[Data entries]
══════

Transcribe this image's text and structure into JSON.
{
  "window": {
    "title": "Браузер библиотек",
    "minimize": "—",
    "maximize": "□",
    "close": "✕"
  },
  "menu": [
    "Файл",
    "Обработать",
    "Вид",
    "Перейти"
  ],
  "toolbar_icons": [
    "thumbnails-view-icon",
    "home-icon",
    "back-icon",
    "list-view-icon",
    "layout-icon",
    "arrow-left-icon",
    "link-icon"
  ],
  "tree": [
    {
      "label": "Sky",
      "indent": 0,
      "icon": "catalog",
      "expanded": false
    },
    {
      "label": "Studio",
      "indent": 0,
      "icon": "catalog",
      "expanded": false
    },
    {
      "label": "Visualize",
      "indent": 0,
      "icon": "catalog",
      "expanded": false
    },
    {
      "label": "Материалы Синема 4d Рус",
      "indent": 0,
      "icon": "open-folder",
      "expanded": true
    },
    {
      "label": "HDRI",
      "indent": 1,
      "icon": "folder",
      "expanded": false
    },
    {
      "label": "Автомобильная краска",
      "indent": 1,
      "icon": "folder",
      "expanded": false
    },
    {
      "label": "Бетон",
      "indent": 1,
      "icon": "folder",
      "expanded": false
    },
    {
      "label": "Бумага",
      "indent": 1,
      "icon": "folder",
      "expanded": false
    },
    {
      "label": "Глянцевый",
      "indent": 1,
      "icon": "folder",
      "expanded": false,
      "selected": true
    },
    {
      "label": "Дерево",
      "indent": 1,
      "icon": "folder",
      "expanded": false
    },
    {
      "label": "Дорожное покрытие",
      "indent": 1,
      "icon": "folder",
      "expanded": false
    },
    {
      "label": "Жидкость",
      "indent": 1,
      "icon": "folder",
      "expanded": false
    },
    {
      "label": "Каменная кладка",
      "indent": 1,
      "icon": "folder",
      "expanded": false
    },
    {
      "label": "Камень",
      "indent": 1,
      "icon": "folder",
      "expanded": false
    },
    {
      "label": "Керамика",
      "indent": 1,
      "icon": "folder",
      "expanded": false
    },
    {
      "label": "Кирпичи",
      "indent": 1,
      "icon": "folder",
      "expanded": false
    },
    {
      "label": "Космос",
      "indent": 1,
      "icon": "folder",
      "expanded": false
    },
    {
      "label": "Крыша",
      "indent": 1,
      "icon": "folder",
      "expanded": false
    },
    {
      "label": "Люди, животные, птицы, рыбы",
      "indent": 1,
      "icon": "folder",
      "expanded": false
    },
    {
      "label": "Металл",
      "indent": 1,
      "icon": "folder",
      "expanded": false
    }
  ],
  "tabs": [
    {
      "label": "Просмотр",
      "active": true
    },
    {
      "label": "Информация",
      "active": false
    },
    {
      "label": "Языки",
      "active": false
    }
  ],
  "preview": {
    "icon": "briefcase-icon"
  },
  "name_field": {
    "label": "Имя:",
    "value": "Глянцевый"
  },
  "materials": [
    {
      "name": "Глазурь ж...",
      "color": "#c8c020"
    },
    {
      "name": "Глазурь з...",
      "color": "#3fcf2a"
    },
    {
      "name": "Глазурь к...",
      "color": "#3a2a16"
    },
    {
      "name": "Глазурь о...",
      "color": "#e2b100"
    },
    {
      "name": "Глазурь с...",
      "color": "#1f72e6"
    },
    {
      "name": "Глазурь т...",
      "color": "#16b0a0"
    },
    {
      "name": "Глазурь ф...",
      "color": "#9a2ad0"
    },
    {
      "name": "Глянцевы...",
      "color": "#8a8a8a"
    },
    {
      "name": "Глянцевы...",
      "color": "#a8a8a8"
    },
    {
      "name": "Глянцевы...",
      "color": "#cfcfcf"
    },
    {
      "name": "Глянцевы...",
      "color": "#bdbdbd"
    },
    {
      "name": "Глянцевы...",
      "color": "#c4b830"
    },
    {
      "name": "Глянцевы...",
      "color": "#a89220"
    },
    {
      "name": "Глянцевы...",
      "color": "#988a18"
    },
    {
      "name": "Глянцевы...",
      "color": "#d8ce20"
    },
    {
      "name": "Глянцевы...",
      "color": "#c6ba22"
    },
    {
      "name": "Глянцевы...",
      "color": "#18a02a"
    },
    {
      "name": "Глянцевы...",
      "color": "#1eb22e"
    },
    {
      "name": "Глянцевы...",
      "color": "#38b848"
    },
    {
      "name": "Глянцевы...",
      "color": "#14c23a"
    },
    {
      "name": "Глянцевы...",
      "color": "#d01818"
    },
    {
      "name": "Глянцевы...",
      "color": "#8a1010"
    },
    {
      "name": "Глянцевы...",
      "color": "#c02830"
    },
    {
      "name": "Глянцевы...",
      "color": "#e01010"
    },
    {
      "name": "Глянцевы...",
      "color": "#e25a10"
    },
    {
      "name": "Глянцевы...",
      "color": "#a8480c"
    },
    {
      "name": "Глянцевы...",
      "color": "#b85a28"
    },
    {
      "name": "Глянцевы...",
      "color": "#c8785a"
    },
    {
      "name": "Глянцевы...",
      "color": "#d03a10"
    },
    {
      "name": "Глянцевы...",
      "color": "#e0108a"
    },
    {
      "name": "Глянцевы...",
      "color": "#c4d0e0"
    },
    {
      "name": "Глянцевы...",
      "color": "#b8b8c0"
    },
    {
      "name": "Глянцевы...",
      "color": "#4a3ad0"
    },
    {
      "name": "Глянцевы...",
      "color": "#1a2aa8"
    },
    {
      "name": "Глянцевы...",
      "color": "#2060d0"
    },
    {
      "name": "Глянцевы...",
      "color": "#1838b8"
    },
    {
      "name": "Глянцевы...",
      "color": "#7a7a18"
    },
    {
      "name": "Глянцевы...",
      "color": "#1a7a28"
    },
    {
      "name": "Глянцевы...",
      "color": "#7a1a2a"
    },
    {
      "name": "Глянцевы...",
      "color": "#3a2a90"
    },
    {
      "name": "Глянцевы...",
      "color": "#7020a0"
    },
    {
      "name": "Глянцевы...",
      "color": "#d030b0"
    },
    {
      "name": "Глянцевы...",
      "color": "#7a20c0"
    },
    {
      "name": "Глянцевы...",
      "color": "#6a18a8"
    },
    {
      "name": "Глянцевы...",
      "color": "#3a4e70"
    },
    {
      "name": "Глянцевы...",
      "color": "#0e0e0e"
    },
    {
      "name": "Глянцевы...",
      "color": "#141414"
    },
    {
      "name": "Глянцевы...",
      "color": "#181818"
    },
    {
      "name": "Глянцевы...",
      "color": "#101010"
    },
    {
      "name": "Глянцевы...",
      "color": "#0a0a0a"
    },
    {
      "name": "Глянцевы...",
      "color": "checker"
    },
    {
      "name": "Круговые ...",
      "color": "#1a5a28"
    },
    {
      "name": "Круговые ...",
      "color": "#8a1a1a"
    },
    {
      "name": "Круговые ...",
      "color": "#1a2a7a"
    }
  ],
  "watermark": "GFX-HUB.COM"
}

══════

• Problem to work on:
In the listing above, find the lines holding the word "true" and copy them.

• Response:
      "expanded": true
      "selected": true
      "active": true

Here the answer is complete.